REQUIRED TASK:
Examine the material below. Gather every line in which the string "kind" appears.

((

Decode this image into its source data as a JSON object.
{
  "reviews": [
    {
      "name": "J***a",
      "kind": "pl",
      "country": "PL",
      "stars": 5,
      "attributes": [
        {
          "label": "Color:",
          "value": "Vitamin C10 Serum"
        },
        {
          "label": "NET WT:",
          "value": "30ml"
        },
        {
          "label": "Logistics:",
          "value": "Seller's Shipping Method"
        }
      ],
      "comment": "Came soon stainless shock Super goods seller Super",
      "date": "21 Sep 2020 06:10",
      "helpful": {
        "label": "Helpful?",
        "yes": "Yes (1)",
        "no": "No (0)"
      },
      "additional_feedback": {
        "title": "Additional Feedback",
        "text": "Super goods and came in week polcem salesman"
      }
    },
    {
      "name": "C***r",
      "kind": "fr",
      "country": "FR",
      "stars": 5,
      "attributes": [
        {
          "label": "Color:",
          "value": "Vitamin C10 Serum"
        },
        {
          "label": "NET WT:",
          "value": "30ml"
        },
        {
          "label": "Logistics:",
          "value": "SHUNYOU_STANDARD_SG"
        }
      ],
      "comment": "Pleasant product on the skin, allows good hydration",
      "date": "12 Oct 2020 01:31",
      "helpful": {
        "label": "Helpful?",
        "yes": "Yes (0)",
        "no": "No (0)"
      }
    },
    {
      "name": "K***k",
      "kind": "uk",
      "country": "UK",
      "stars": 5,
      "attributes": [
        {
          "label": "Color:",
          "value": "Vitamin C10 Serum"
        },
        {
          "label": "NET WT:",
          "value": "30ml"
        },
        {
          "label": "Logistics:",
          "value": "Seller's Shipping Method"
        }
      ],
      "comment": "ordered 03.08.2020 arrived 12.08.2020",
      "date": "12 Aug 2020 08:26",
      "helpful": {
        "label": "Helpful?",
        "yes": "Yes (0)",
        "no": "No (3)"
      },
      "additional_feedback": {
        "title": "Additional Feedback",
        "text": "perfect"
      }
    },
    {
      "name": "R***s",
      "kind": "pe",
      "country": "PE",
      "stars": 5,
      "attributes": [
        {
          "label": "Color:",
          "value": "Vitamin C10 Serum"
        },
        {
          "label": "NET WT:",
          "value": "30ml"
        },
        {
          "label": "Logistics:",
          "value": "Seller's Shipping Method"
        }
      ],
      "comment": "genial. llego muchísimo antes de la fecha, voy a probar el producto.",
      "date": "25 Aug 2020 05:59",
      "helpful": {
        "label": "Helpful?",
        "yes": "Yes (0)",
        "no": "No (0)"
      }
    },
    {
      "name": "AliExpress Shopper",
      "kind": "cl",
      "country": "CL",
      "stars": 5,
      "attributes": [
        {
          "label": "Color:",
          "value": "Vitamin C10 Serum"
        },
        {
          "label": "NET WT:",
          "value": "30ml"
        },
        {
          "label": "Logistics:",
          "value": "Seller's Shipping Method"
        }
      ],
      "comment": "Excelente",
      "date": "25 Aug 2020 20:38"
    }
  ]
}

))

EXERCISE ANSWER:
      "kind": "pl",
      "kind": "fr",
      "kind": "uk",
      "kind": "pe",
      "kind": "cl",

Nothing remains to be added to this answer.